* _DATA LISTING_
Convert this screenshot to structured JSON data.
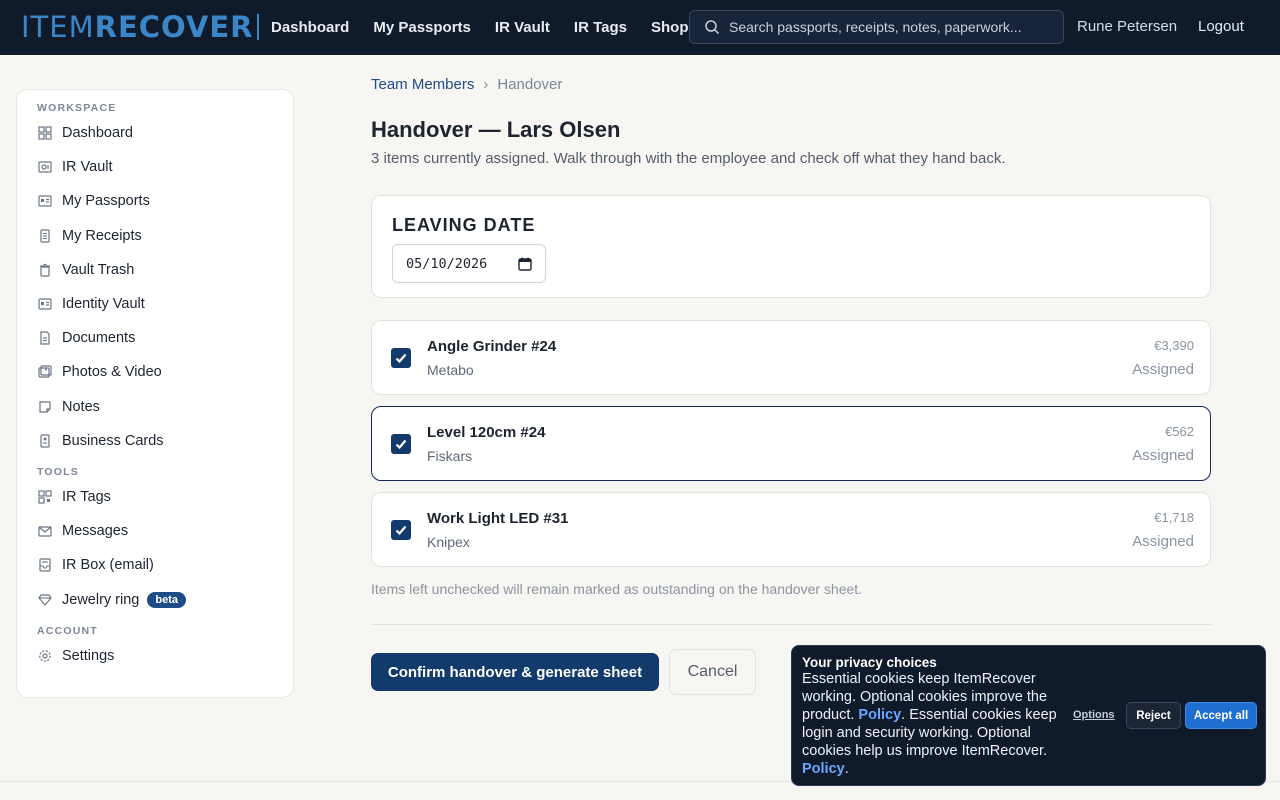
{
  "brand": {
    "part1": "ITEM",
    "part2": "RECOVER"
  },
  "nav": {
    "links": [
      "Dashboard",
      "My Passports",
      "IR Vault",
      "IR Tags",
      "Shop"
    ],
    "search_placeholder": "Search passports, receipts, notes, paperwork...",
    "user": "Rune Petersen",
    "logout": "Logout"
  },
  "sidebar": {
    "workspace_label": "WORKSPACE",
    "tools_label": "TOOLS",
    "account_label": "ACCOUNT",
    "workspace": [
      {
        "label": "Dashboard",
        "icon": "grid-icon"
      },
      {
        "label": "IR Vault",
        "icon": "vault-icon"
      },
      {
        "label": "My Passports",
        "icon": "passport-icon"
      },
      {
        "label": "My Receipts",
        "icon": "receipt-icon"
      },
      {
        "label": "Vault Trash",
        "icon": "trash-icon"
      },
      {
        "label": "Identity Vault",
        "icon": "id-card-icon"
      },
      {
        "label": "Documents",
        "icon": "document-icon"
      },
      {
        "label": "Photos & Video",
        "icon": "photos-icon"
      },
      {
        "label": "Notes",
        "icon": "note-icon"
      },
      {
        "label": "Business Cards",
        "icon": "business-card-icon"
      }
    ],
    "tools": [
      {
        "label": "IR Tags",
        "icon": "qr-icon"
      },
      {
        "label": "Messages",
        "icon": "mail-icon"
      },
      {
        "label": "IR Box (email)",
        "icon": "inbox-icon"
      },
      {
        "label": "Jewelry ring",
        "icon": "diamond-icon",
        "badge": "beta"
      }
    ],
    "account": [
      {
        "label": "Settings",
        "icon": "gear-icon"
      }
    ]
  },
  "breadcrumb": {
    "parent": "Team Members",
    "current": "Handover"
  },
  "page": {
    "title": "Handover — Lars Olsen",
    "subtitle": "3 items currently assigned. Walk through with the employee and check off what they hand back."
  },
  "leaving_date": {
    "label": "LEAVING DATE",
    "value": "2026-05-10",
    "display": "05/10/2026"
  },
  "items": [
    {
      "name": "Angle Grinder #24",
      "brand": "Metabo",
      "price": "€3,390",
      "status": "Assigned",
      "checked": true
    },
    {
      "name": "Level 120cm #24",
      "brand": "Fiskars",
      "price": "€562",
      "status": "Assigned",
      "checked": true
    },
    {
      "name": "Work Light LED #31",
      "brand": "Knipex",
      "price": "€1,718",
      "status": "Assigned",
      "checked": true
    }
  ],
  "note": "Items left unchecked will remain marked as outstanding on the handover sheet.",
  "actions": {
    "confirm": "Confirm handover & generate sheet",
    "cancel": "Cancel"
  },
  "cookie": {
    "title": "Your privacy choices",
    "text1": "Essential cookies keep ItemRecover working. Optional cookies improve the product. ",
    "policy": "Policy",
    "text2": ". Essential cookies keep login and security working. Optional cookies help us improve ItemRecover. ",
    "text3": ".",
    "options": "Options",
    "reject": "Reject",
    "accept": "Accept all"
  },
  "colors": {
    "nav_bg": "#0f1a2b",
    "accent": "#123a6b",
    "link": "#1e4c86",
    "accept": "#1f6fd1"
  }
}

* _GIVEN INSTRUCTION_
Copy out each line word for word, please, skipping the images.

* _TASK OUTPUT_
Convert this screenshot to structured JSON data.
{
  "brand": {
    "part1": "ITEM",
    "part2": "RECOVER"
  },
  "nav": {
    "links": [
      "Dashboard",
      "My Passports",
      "IR Vault",
      "IR Tags",
      "Shop"
    ],
    "search_placeholder": "Search passports, receipts, notes, paperwork...",
    "user": "Rune Petersen",
    "logout": "Logout"
  },
  "sidebar": {
    "workspace_label": "WORKSPACE",
    "tools_label": "TOOLS",
    "account_label": "ACCOUNT",
    "workspace": [
      {
        "label": "Dashboard",
        "icon": "grid-icon"
      },
      {
        "label": "IR Vault",
        "icon": "vault-icon"
      },
      {
        "label": "My Passports",
        "icon": "passport-icon"
      },
      {
        "label": "My Receipts",
        "icon": "receipt-icon"
      },
      {
        "label": "Vault Trash",
        "icon": "trash-icon"
      },
      {
        "label": "Identity Vault",
        "icon": "id-card-icon"
      },
      {
        "label": "Documents",
        "icon": "document-icon"
      },
      {
        "label": "Photos & Video",
        "icon": "photos-icon"
      },
      {
        "label": "Notes",
        "icon": "note-icon"
      },
      {
        "label": "Business Cards",
        "icon": "business-card-icon"
      }
    ],
    "tools": [
      {
        "label": "IR Tags",
        "icon": "qr-icon"
      },
      {
        "label": "Messages",
        "icon": "mail-icon"
      },
      {
        "label": "IR Box (email)",
        "icon": "inbox-icon"
      },
      {
        "label": "Jewelry ring",
        "icon": "diamond-icon",
        "badge": "beta"
      }
    ],
    "account": [
      {
        "label": "Settings",
        "icon": "gear-icon"
      }
    ]
  },
  "breadcrumb": {
    "parent": "Team Members",
    "current": "Handover"
  },
  "page": {
    "title": "Handover — Lars Olsen",
    "subtitle": "3 items currently assigned. Walk through with the employee and check off what they hand back."
  },
  "leaving_date": {
    "label": "LEAVING DATE",
    "value": "2026-05-10",
    "display": "05/10/2026"
  },
  "items": [
    {
      "name": "Angle Grinder #24",
      "brand": "Metabo",
      "price": "€3,390",
      "status": "Assigned",
      "checked": true
    },
    {
      "name": "Level 120cm #24",
      "brand": "Fiskars",
      "price": "€562",
      "status": "Assigned",
      "checked": true
    },
    {
      "name": "Work Light LED #31",
      "brand": "Knipex",
      "price": "€1,718",
      "status": "Assigned",
      "checked": true
    }
  ],
  "note": "Items left unchecked will remain marked as outstanding on the handover sheet.",
  "actions": {
    "confirm": "Confirm handover & generate sheet",
    "cancel": "Cancel"
  },
  "cookie": {
    "title": "Your privacy choices",
    "text1": "Essential cookies keep ItemRecover working. Optional cookies improve the product. ",
    "policy": "Policy",
    "text2": ". Essential cookies keep login and security working. Optional cookies help us improve ItemRecover. ",
    "text3": ".",
    "options": "Options",
    "reject": "Reject",
    "accept": "Accept all"
  },
  "colors": {
    "nav_bg": "#0f1a2b",
    "accent": "#123a6b",
    "link": "#1e4c86",
    "accept": "#1f6fd1"
  }
}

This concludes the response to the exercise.